== Task brief ==
Using the listing below, report all lines holding the word "added".

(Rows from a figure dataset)
____
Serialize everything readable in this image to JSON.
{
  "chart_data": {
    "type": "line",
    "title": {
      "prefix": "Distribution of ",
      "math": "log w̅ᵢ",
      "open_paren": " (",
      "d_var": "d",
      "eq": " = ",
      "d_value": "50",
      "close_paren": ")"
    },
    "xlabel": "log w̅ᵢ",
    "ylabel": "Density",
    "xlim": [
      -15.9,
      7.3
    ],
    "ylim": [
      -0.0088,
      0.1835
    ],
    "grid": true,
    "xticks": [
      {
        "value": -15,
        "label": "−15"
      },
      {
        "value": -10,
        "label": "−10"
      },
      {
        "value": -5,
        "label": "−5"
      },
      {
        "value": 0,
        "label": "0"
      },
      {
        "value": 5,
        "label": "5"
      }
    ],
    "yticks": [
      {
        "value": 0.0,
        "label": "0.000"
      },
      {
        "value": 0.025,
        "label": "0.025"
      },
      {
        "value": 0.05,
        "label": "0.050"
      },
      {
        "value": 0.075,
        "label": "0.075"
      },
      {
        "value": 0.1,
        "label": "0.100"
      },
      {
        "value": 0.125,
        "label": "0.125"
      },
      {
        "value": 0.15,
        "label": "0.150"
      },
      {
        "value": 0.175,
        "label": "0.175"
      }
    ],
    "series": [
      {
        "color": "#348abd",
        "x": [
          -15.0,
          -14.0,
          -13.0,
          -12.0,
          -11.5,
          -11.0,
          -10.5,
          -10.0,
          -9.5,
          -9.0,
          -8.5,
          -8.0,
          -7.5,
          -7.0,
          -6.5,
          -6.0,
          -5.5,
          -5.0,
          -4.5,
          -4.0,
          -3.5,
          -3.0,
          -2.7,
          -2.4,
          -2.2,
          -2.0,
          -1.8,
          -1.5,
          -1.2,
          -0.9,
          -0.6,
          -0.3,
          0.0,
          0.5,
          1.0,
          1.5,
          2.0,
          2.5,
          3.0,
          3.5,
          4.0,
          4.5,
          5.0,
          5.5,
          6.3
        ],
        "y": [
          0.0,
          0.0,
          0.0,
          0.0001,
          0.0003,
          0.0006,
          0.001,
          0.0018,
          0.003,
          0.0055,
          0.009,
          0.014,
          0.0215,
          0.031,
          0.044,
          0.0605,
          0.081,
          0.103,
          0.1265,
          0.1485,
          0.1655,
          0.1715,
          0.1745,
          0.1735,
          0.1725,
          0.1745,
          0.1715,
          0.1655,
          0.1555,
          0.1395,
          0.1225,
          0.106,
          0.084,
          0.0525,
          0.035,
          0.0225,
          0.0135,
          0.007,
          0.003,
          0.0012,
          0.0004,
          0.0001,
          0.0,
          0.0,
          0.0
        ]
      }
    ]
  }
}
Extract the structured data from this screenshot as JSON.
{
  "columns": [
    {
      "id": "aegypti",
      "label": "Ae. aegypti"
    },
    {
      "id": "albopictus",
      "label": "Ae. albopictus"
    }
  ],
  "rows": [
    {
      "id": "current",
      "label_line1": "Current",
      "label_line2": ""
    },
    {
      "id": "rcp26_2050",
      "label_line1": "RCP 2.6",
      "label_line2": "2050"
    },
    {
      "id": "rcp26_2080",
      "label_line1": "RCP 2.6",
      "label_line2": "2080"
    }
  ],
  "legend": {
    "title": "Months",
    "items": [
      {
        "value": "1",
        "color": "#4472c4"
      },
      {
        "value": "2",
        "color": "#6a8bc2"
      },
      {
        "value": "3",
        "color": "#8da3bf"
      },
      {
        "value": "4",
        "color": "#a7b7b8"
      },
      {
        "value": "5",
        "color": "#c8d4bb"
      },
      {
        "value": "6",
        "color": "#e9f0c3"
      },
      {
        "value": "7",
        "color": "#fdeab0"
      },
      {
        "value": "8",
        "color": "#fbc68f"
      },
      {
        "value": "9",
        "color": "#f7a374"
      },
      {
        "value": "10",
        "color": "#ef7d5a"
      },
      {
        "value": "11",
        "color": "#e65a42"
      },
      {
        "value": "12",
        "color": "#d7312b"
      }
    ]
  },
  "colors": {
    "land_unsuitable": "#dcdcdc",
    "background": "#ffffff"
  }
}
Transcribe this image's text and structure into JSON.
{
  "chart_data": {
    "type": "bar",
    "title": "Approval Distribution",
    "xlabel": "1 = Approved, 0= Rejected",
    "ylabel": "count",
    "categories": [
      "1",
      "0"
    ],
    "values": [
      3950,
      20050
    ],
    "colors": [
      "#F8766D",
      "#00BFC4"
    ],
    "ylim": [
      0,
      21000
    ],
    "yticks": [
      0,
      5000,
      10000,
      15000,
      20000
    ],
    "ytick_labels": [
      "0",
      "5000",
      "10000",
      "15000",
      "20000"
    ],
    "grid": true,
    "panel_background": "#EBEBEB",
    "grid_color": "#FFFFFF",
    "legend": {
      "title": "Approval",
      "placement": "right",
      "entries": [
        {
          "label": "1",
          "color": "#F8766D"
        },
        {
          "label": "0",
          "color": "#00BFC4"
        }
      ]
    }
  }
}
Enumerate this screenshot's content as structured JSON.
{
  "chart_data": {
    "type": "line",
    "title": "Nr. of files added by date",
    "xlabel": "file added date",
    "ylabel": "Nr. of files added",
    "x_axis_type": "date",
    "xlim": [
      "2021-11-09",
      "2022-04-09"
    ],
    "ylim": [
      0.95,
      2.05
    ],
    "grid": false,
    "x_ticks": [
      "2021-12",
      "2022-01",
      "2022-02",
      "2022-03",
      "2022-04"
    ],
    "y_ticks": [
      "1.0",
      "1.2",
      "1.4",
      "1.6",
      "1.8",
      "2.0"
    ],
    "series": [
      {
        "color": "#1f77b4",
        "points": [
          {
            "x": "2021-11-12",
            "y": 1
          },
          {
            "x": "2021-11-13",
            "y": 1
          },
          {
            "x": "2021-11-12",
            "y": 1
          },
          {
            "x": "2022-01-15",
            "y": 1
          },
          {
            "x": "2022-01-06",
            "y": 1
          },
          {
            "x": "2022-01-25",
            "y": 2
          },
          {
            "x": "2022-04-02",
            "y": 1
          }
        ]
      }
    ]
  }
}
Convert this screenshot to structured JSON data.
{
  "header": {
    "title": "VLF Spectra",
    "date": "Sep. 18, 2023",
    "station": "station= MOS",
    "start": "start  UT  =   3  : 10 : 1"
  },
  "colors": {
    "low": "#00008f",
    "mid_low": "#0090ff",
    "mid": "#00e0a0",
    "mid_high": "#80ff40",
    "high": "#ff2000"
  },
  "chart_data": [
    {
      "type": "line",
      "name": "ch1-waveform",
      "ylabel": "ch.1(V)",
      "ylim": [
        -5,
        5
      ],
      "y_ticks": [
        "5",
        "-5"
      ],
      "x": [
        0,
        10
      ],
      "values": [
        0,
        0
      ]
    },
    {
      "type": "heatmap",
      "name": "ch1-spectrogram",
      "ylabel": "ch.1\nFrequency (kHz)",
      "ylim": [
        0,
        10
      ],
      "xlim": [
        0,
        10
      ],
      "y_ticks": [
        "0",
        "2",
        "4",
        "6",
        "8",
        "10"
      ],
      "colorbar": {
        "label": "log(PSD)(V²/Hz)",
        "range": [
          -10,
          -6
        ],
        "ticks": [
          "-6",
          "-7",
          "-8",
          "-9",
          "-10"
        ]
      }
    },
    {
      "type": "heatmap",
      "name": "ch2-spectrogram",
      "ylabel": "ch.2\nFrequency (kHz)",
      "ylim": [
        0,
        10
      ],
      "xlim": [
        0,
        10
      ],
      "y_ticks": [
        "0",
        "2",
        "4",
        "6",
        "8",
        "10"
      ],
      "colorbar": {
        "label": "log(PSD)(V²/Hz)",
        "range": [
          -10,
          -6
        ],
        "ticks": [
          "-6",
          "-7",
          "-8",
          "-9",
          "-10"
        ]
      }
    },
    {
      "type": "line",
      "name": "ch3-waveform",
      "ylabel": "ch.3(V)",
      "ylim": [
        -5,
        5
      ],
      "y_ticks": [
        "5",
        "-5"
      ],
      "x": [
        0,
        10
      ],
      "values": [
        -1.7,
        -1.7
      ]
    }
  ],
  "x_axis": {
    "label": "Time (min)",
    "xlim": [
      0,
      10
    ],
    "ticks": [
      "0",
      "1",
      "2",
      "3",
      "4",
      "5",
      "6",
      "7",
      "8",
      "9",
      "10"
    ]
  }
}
____
== Output for this exercise ==
    "title": "Nr. of files added by date",
    "xlabel": "file added date",
    "ylabel": "Nr. of files added",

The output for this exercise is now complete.